Return the material word for word. Do not include pictures.

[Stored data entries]
-- begin --
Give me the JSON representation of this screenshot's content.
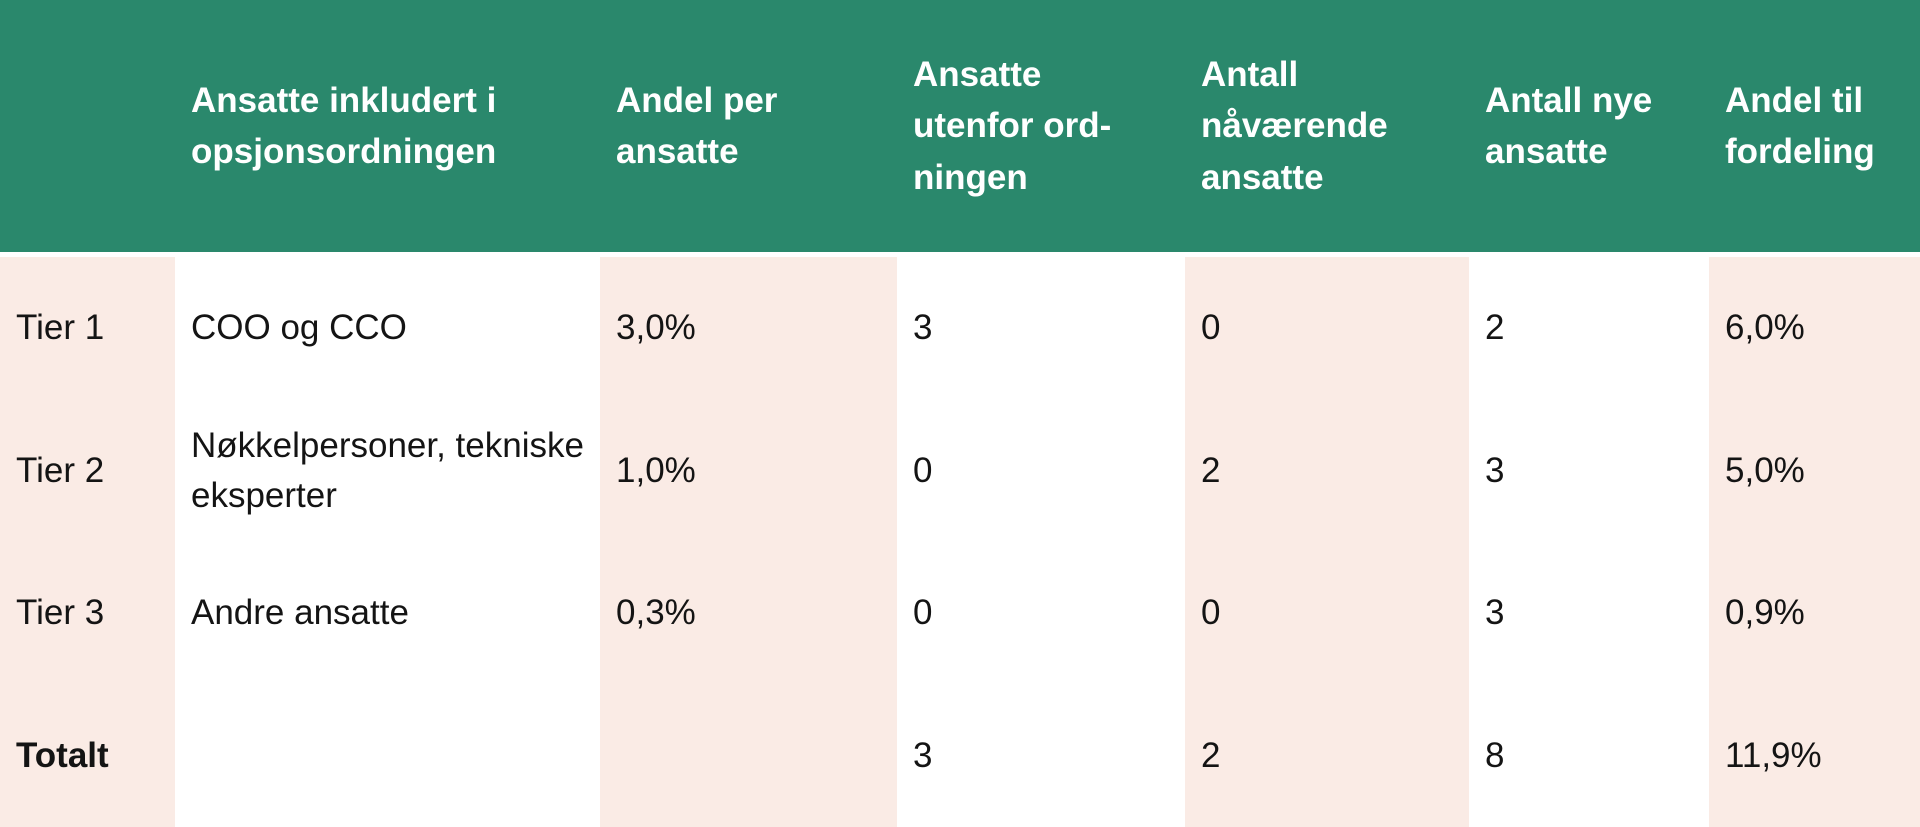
{
  "chart_data": {
    "type": "table",
    "title": "",
    "columns": [
      "",
      "Ansatte inkludert i opsjonsordningen",
      "Andel per ansatte",
      "Ansatte utenfor ord-ningen",
      "Antall nåværende ansatte",
      "Antall nye ansatte",
      "Andel til fordeling"
    ],
    "rows": [
      [
        "Tier 1",
        "COO og CCO",
        "3,0%",
        "3",
        "0",
        "2",
        "6,0%"
      ],
      [
        "Tier 2",
        "Nøkkelpersoner, tekniske eksperter",
        "1,0%",
        "0",
        "2",
        "3",
        "5,0%"
      ],
      [
        "Tier 3",
        "Andre ansatte",
        "0,3%",
        "0",
        "0",
        "3",
        "0,9%"
      ],
      [
        "Totalt",
        "",
        "",
        "3",
        "2",
        "8",
        "11,9%"
      ]
    ],
    "layout": {
      "striped_columns": [
        1,
        3,
        5,
        7
      ],
      "header_position": "top",
      "grid": "none"
    }
  },
  "colors": {
    "header_bg": "#2A886C",
    "header_text": "#FFFFFF",
    "stripe_bg": "#FAEBE5",
    "body_text": "#141414",
    "row_bg": "#FFFFFF"
  }
}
-- end --
The reply
Give me the JSON representation of this screenshot's content.
{
  "chart_data": {
    "type": "table",
    "title": "",
    "columns": [
      "",
      "Ansatte inkludert i opsjonsordningen",
      "Andel per ansatte",
      "Ansatte utenfor ord-ningen",
      "Antall nåværende ansatte",
      "Antall nye ansatte",
      "Andel til fordeling"
    ],
    "rows": [
      [
        "Tier 1",
        "COO og CCO",
        "3,0%",
        "3",
        "0",
        "2",
        "6,0%"
      ],
      [
        "Tier 2",
        "Nøkkelpersoner, tekniske eksperter",
        "1,0%",
        "0",
        "2",
        "3",
        "5,0%"
      ],
      [
        "Tier 3",
        "Andre ansatte",
        "0,3%",
        "0",
        "0",
        "3",
        "0,9%"
      ],
      [
        "Totalt",
        "",
        "",
        "3",
        "2",
        "8",
        "11,9%"
      ]
    ],
    "layout": {
      "striped_columns": [
        1,
        3,
        5,
        7
      ],
      "header_position": "top",
      "grid": "none"
    }
  },
  "colors": {
    "header_bg": "#2A886C",
    "header_text": "#FFFFFF",
    "stripe_bg": "#FAEBE5",
    "body_text": "#141414",
    "row_bg": "#FFFFFF"
  }
}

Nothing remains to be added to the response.